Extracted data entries
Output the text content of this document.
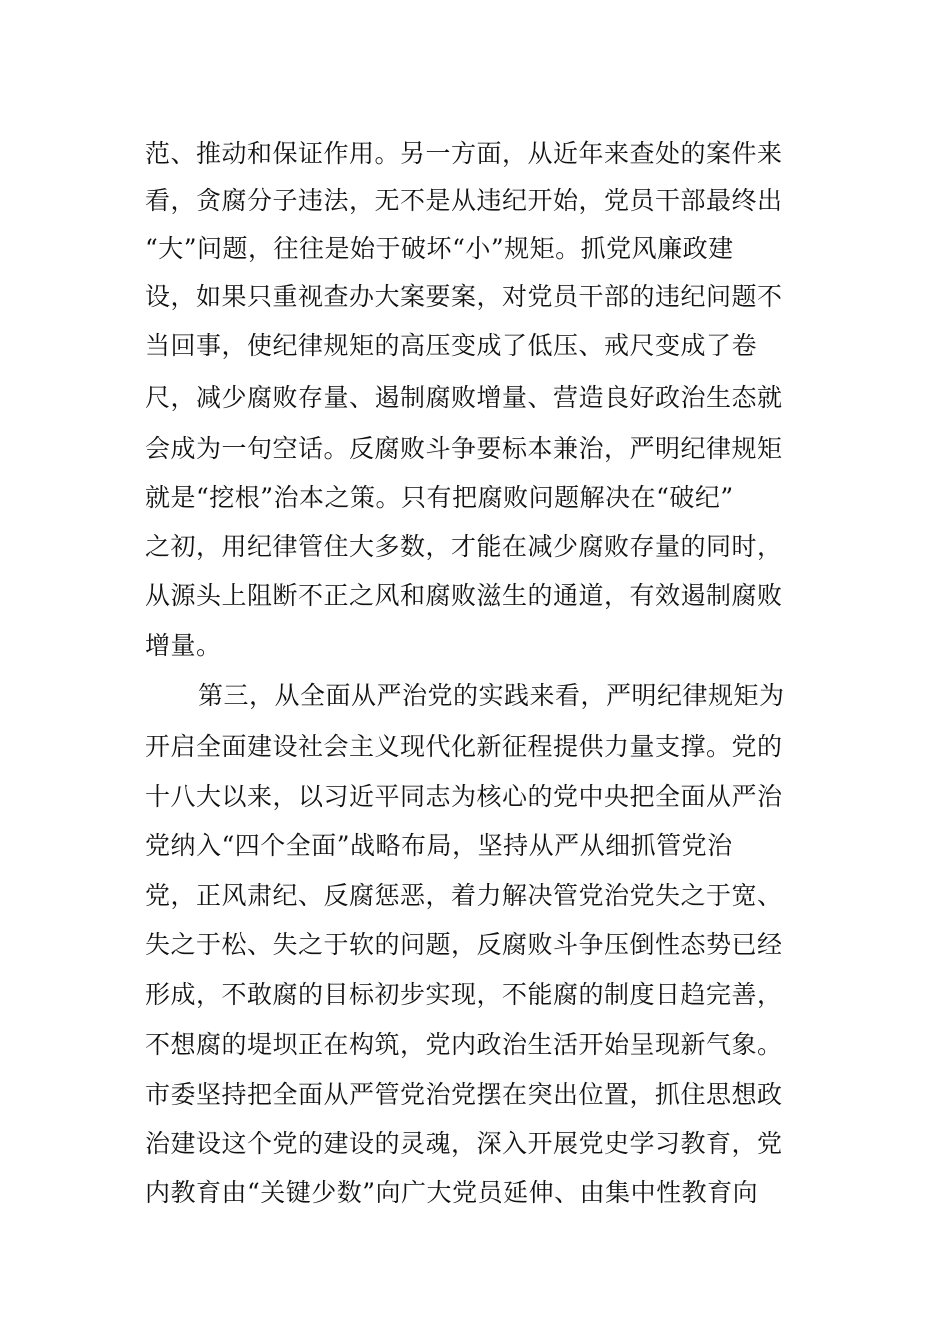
范、推动和保证作用。另一方面，从近年来查处的案件来
看，贪腐分子违法，无不是从违纪开始，党员干部最终出
“大”问题，往往是始于破坏“小”规矩。抓党风廉政建
设，如果只重视查办大案要案，对党员干部的违纪问题不
当回事，使纪律规矩的高压变成了低压、戒尺变成了卷
尺，减少腐败存量、遏制腐败增量、营造良好政治生态就
会成为一句空话。反腐败斗争要标本兼治，严明纪律规矩
就是“挖根”治本之策。只有把腐败问题解决在“破纪”
之初，用纪律管住大多数，才能在减少腐败存量的同时，
从源头上阻断不正之风和腐败滋生的通道，有效遏制腐败
增量。
第三，从全面从严治党的实践来看，严明纪律规矩为
开启全面建设社会主义现代化新征程提供力量支撑。党的
十八大以来，以习近平同志为核心的党中央把全面从严治
党纳入“四个全面”战略布局，坚持从严从细抓管党治
党，正风肃纪、反腐惩恶，着力解决管党治党失之于宽、
失之于松、失之于软的问题，反腐败斗争压倒性态势已经
形成，不敢腐的目标初步实现，不能腐的制度日趋完善，
不想腐的堤坝正在构筑，党内政治生活开始呈现新气象。
市委坚持把全面从严管党治党摆在突出位置，抓住思想政
治建设这个党的建设的灵魂，深入开展党史学习教育，党
内教育由“关键少数”向广大党员延伸、由集中性教育向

▸ WHAT IS NEEDED: The data above needs to be retyped exactly, with the images left out.

▸ THE COMPLETED TASK:
Output the text content of this document.
范、推动和保证作用。另一方面，从近年来查处的案件来
看，贪腐分子违法，无不是从违纪开始，党员干部最终出
“大”问题，往往是始于破坏“小”规矩。抓党风廉政建
设，如果只重视查办大案要案，对党员干部的违纪问题不
当回事，使纪律规矩的高压变成了低压、戒尺变成了卷
尺，减少腐败存量、遏制腐败增量、营造良好政治生态就
会成为一句空话。反腐败斗争要标本兼治，严明纪律规矩
就是“挖根”治本之策。只有把腐败问题解决在“破纪”
之初，用纪律管住大多数，才能在减少腐败存量的同时，
从源头上阻断不正之风和腐败滋生的通道，有效遏制腐败
增量。
第三，从全面从严治党的实践来看，严明纪律规矩为
开启全面建设社会主义现代化新征程提供力量支撑。党的
十八大以来，以习近平同志为核心的党中央把全面从严治
党纳入“四个全面”战略布局，坚持从严从细抓管党治
党，正风肃纪、反腐惩恶，着力解决管党治党失之于宽、
失之于松、失之于软的问题，反腐败斗争压倒性态势已经
形成，不敢腐的目标初步实现，不能腐的制度日趋完善，
不想腐的堤坝正在构筑，党内政治生活开始呈现新气象。
市委坚持把全面从严管党治党摆在突出位置，抓住思想政
治建设这个党的建设的灵魂，深入开展党史学习教育，党
内教育由“关键少数”向广大党员延伸、由集中性教育向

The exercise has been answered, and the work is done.